YOUR TASK
Take the material below and retype it in full; pictures are left out.

--------------------------------

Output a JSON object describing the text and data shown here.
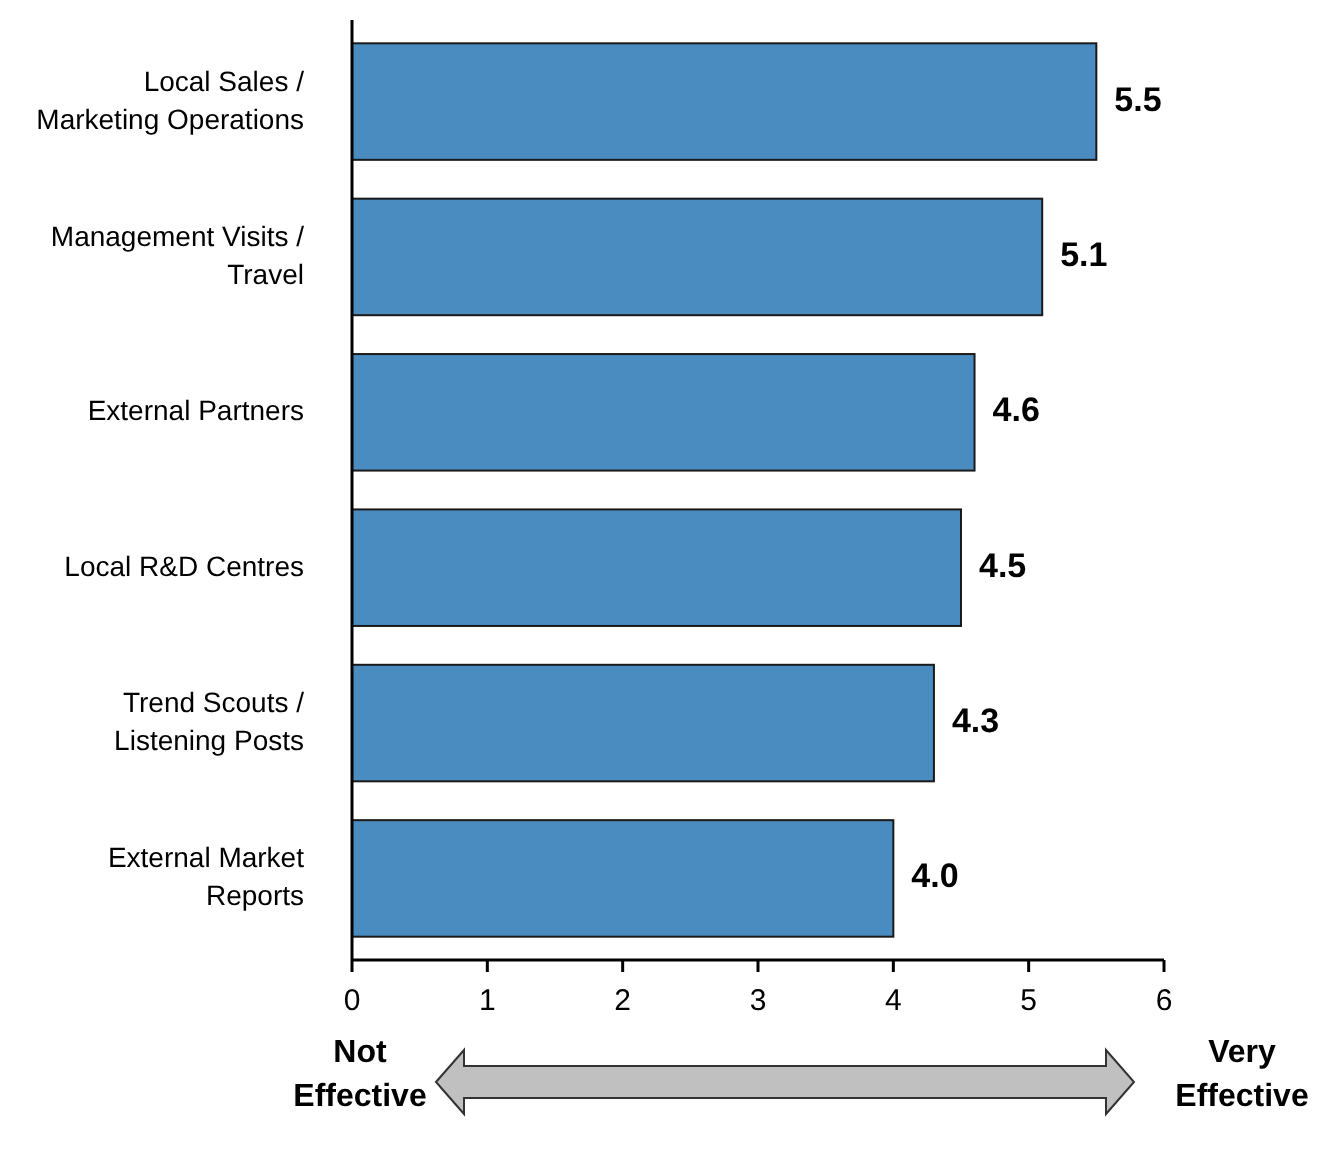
{
  "chart_data": {
    "type": "bar",
    "orientation": "horizontal",
    "categories": [
      "Local Sales /\nMarketing Operations",
      "Management Visits /\nTravel",
      "External Partners",
      "Local R&D Centres",
      "Trend Scouts /\nListening Posts",
      "External Market\nReports"
    ],
    "values": [
      5.5,
      5.1,
      4.6,
      4.5,
      4.3,
      4.0
    ],
    "value_labels": [
      "5.5",
      "5.1",
      "4.6",
      "4.5",
      "4.3",
      "4.0"
    ],
    "color": "#4a8cc0",
    "xlim": [
      0,
      6
    ],
    "xticks": [
      0,
      1,
      2,
      3,
      4,
      5,
      6
    ],
    "annotations": [
      "Not\nEffective",
      "Very\nEffective"
    ]
  }
}
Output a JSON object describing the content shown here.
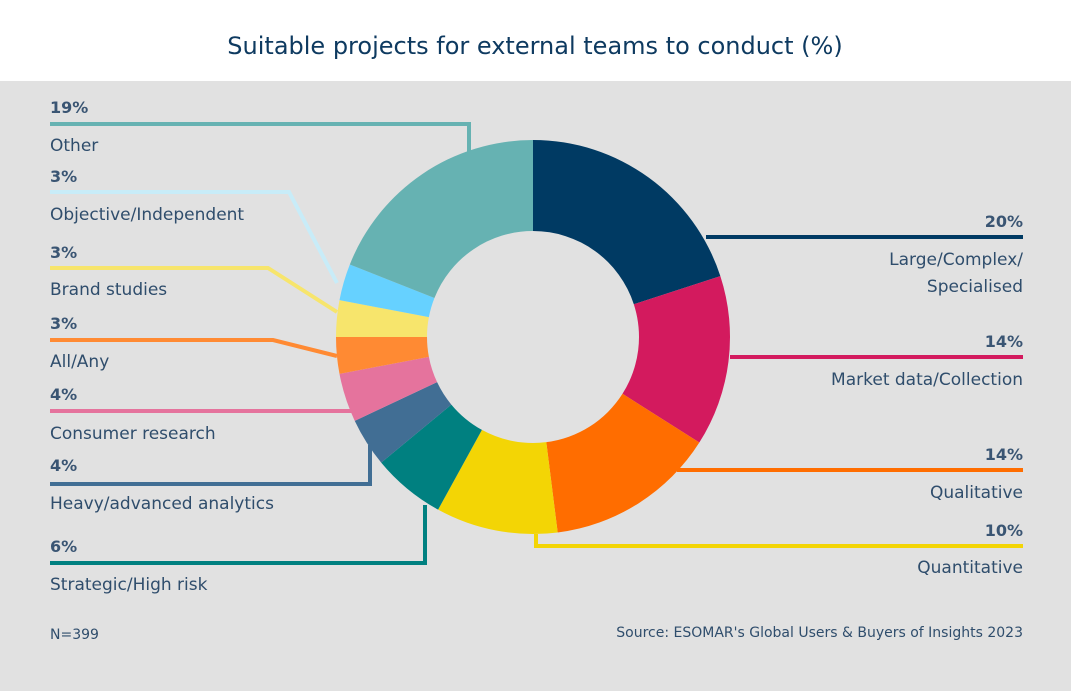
{
  "chart_data": {
    "type": "pie",
    "subtype": "donut",
    "title": "Suitable projects for external teams to conduct (%)",
    "categories": [
      "Large/Complex/Specialised",
      "Market data/Collection",
      "Qualitative",
      "Quantitative",
      "Strategic/High risk",
      "Heavy/advanced analytics",
      "Consumer research",
      "All/Any",
      "Brand studies",
      "Objective/Independent",
      "Other"
    ],
    "values": [
      20,
      14,
      14,
      10,
      6,
      4,
      4,
      3,
      3,
      3,
      19
    ],
    "value_labels": [
      "20%",
      "14%",
      "14%",
      "10%",
      "6%",
      "4%",
      "4%",
      "3%",
      "3%",
      "3%",
      "19%"
    ],
    "label_lines": [
      [
        "Large/Complex/",
        "Specialised"
      ],
      [
        "Market data/Collection"
      ],
      [
        "Qualitative"
      ],
      [
        "Quantitative"
      ],
      [
        "Strategic/High risk"
      ],
      [
        "Heavy/advanced analytics"
      ],
      [
        "Consumer research"
      ],
      [
        "All/Any"
      ],
      [
        "Brand studies"
      ],
      [
        "Objective/Independent"
      ],
      [
        "Other"
      ]
    ],
    "colors": [
      "#003a63",
      "#d31a5e",
      "#ff6d00",
      "#f3d505",
      "#008080",
      "#416e94",
      "#e5739d",
      "#ff8a33",
      "#f7e56c",
      "#66d1ff",
      "#66b2b2"
    ],
    "leader_colors": [
      "#003a63",
      "#d31a5e",
      "#ff6d00",
      "#f3d505",
      "#008080",
      "#416e94",
      "#e5739d",
      "#ff8a33",
      "#f7e56c",
      "#c8ecf8",
      "#66b2b2"
    ],
    "note": "N=399",
    "source": "Source: ESOMAR's Global Users & Buyers of Insights 2023"
  }
}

--------------------------------

REPLY
Output a JSON object describing the text and data shown here.
{
  "chart_data": {
    "type": "bar",
    "orientation": "horizontal",
    "categories": [
      "Local Sales /\nMarketing Operations",
      "Management Visits /\nTravel",
      "External Partners",
      "Local R&D Centres",
      "Trend Scouts /\nListening Posts",
      "External Market\nReports"
    ],
    "values": [
      5.5,
      5.1,
      4.6,
      4.5,
      4.3,
      4.0
    ],
    "value_labels": [
      "5.5",
      "5.1",
      "4.6",
      "4.5",
      "4.3",
      "4.0"
    ],
    "color": "#4a8cc0",
    "xlim": [
      0,
      6
    ],
    "xticks": [
      0,
      1,
      2,
      3,
      4,
      5,
      6
    ],
    "annotations": [
      "Not\nEffective",
      "Very\nEffective"
    ]
  }
}
Output a JSON object describing the content shown here.
{
  "chart_data": {
    "type": "pie",
    "subtype": "donut",
    "title": "Suitable projects for external teams to conduct (%)",
    "categories": [
      "Large/Complex/Specialised",
      "Market data/Collection",
      "Qualitative",
      "Quantitative",
      "Strategic/High risk",
      "Heavy/advanced analytics",
      "Consumer research",
      "All/Any",
      "Brand studies",
      "Objective/Independent",
      "Other"
    ],
    "values": [
      20,
      14,
      14,
      10,
      6,
      4,
      4,
      3,
      3,
      3,
      19
    ],
    "value_labels": [
      "20%",
      "14%",
      "14%",
      "10%",
      "6%",
      "4%",
      "4%",
      "3%",
      "3%",
      "3%",
      "19%"
    ],
    "label_lines": [
      [
        "Large/Complex/",
        "Specialised"
      ],
      [
        "Market data/Collection"
      ],
      [
        "Qualitative"
      ],
      [
        "Quantitative"
      ],
      [
        "Strategic/High risk"
      ],
      [
        "Heavy/advanced analytics"
      ],
      [
        "Consumer research"
      ],
      [
        "All/Any"
      ],
      [
        "Brand studies"
      ],
      [
        "Objective/Independent"
      ],
      [
        "Other"
      ]
    ],
    "colors": [
      "#003a63",
      "#d31a5e",
      "#ff6d00",
      "#f3d505",
      "#008080",
      "#416e94",
      "#e5739d",
      "#ff8a33",
      "#f7e56c",
      "#66d1ff",
      "#66b2b2"
    ],
    "leader_colors": [
      "#003a63",
      "#d31a5e",
      "#ff6d00",
      "#f3d505",
      "#008080",
      "#416e94",
      "#e5739d",
      "#ff8a33",
      "#f7e56c",
      "#c8ecf8",
      "#66b2b2"
    ],
    "note": "N=399",
    "source": "Source: ESOMAR's Global Users & Buyers of Insights 2023"
  }
}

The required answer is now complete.